──────── Supplied material

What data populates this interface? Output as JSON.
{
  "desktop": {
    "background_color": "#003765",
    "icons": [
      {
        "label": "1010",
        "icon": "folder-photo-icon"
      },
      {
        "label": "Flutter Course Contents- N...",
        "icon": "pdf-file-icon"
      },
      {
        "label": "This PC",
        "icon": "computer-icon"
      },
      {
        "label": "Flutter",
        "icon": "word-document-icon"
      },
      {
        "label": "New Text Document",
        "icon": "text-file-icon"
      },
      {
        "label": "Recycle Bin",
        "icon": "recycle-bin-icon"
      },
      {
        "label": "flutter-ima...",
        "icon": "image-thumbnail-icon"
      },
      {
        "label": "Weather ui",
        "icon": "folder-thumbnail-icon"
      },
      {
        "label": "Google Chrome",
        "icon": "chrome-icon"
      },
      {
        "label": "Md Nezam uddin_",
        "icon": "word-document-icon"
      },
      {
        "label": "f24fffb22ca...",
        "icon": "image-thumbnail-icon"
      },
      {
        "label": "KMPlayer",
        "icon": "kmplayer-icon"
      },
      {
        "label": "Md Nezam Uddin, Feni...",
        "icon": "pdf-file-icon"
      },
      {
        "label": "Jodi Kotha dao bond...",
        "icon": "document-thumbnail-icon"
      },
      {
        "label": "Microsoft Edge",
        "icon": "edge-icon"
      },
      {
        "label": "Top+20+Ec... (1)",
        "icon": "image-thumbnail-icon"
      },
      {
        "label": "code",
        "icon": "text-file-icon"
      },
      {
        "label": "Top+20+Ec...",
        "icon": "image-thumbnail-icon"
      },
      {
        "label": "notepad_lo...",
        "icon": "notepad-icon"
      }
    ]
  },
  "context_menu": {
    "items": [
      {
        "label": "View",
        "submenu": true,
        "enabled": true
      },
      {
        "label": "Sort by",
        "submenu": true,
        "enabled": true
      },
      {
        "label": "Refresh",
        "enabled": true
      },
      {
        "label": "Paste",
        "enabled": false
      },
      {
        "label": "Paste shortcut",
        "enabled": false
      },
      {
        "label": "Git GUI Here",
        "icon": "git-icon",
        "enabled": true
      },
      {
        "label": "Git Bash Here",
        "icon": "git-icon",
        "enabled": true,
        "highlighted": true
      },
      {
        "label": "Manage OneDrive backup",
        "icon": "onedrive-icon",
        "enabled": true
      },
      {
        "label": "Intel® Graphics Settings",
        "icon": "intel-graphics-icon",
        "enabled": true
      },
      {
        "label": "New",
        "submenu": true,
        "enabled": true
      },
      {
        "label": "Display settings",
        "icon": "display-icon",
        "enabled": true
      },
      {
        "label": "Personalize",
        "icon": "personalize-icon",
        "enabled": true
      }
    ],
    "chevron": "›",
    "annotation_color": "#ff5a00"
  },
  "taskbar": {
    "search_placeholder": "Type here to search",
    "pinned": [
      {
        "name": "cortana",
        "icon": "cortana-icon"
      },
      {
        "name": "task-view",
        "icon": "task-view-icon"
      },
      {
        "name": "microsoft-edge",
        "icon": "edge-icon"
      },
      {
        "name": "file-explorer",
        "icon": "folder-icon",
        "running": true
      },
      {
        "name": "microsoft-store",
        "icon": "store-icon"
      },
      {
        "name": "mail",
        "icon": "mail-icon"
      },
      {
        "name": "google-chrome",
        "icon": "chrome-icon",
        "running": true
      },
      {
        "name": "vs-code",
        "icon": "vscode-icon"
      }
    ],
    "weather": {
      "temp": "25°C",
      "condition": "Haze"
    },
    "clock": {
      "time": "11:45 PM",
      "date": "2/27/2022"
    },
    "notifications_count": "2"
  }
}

────────────────

Requirements:
Find the lines containing "folder" and list every one of them.

Result of the exercise:
        "icon": "folder-photo-icon"
        "icon": "folder-thumbnail-icon"
        "icon": "folder-icon",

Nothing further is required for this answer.